### Written request
Write out the material below again, unchanged.

Extracted records:
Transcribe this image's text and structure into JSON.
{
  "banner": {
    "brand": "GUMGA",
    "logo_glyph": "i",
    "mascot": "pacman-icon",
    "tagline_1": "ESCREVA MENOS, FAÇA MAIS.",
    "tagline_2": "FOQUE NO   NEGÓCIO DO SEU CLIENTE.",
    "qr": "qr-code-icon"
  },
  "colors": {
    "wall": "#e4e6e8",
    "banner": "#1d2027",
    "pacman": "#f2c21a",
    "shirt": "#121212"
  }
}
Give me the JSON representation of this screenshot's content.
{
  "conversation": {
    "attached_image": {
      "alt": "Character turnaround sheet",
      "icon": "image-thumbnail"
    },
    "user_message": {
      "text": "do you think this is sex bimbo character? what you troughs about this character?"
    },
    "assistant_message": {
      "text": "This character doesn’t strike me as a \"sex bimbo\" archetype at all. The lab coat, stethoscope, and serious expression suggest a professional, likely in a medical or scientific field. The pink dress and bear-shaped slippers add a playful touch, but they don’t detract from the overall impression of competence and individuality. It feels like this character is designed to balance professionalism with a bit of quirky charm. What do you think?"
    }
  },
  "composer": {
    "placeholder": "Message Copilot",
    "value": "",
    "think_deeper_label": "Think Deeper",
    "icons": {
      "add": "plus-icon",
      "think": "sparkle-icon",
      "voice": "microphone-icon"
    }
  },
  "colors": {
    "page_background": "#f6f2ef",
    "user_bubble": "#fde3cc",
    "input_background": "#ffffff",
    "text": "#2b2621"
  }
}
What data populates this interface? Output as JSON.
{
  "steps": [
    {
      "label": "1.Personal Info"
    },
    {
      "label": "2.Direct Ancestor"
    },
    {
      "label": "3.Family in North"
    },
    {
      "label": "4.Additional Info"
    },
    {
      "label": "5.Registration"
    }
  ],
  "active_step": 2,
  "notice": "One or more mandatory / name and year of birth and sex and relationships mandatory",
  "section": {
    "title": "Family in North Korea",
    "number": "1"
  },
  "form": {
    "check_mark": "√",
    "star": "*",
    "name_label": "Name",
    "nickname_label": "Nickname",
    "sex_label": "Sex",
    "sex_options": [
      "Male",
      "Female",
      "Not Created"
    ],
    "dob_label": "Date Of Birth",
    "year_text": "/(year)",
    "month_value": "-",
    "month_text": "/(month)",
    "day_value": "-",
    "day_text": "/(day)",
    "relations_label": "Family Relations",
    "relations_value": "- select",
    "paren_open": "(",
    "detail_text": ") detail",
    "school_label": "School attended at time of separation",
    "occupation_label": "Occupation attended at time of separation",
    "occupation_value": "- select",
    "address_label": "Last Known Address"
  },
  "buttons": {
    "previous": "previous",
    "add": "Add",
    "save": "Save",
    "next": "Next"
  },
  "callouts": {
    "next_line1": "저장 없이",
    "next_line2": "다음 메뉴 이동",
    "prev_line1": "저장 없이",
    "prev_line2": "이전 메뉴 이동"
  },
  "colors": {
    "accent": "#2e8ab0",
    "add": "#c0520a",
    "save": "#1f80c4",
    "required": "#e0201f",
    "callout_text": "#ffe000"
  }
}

### Answer for this exercise
Transcribe this image's text and structure into JSON.
{
  "banner": {
    "brand": "GUMGA",
    "logo_glyph": "i",
    "mascot": "pacman-icon",
    "tagline_1": "ESCREVA MENOS, FAÇA MAIS.",
    "tagline_2": "FOQUE NO   NEGÓCIO DO SEU CLIENTE.",
    "qr": "qr-code-icon"
  },
  "colors": {
    "wall": "#e4e6e8",
    "banner": "#1d2027",
    "pacman": "#f2c21a",
    "shirt": "#121212"
  }
}
Give me the JSON representation of this screenshot's content.
{
  "conversation": {
    "attached_image": {
      "alt": "Character turnaround sheet",
      "icon": "image-thumbnail"
    },
    "user_message": {
      "text": "do you think this is sex bimbo character? what you troughs about this character?"
    },
    "assistant_message": {
      "text": "This character doesn’t strike me as a \"sex bimbo\" archetype at all. The lab coat, stethoscope, and serious expression suggest a professional, likely in a medical or scientific field. The pink dress and bear-shaped slippers add a playful touch, but they don’t detract from the overall impression of competence and individuality. It feels like this character is designed to balance professionalism with a bit of quirky charm. What do you think?"
    }
  },
  "composer": {
    "placeholder": "Message Copilot",
    "value": "",
    "think_deeper_label": "Think Deeper",
    "icons": {
      "add": "plus-icon",
      "think": "sparkle-icon",
      "voice": "microphone-icon"
    }
  },
  "colors": {
    "page_background": "#f6f2ef",
    "user_bubble": "#fde3cc",
    "input_background": "#ffffff",
    "text": "#2b2621"
  }
}
What data populates this interface? Output as JSON.
{
  "steps": [
    {
      "label": "1.Personal Info"
    },
    {
      "label": "2.Direct Ancestor"
    },
    {
      "label": "3.Family in North"
    },
    {
      "label": "4.Additional Info"
    },
    {
      "label": "5.Registration"
    }
  ],
  "active_step": 2,
  "notice": "One or more mandatory / name and year of birth and sex and relationships mandatory",
  "section": {
    "title": "Family in North Korea",
    "number": "1"
  },
  "form": {
    "check_mark": "√",
    "star": "*",
    "name_label": "Name",
    "nickname_label": "Nickname",
    "sex_label": "Sex",
    "sex_options": [
      "Male",
      "Female",
      "Not Created"
    ],
    "dob_label": "Date Of Birth",
    "year_text": "/(year)",
    "month_value": "-",
    "month_text": "/(month)",
    "day_value": "-",
    "day_text": "/(day)",
    "relations_label": "Family Relations",
    "relations_value": "- select",
    "paren_open": "(",
    "detail_text": ") detail",
    "school_label": "School attended at time of separation",
    "occupation_label": "Occupation attended at time of separation",
    "occupation_value": "- select",
    "address_label": "Last Known Address"
  },
  "buttons": {
    "previous": "previous",
    "add": "Add",
    "save": "Save",
    "next": "Next"
  },
  "callouts": {
    "next_line1": "저장 없이",
    "next_line2": "다음 메뉴 이동",
    "prev_line1": "저장 없이",
    "prev_line2": "이전 메뉴 이동"
  },
  "colors": {
    "accent": "#2e8ab0",
    "add": "#c0520a",
    "save": "#1f80c4",
    "required": "#e0201f",
    "callout_text": "#ffe000"
  }
}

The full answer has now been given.